• YOUR INSTRUCTIONS
Look for "großem" in each line of the entries, and return the matching lines.

☆ ☆ ☆

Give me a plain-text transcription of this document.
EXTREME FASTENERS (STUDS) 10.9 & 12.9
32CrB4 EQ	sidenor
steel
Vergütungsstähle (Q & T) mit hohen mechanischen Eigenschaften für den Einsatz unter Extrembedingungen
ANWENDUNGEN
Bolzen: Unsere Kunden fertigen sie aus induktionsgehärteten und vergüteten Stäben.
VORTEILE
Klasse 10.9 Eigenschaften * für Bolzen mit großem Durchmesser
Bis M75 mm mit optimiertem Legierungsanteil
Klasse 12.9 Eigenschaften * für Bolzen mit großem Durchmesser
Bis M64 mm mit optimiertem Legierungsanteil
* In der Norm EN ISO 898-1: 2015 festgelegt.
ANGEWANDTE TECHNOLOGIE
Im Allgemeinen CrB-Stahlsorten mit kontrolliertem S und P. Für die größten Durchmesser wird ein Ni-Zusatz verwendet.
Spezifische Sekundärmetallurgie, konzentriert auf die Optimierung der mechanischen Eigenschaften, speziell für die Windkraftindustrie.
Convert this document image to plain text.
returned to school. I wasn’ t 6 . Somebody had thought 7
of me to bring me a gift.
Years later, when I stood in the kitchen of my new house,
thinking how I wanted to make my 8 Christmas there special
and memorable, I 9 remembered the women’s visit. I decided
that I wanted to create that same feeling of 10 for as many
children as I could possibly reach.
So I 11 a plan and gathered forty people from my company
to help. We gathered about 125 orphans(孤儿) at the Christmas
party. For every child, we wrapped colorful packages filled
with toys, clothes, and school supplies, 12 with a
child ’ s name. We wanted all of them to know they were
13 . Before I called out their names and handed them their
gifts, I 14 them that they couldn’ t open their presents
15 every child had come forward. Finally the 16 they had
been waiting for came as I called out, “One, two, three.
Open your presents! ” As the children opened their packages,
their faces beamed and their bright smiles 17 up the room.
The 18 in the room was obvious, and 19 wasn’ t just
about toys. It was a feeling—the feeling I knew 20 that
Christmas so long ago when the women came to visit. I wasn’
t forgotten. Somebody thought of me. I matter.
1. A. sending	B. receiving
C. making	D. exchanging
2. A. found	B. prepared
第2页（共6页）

☆ ☆ ☆

• EXPECTED OUTPUT
Klasse 10.9 Eigenschaften * für Bolzen mit großem Durchmesser
Klasse 12.9 Eigenschaften * für Bolzen mit großem Durchmesser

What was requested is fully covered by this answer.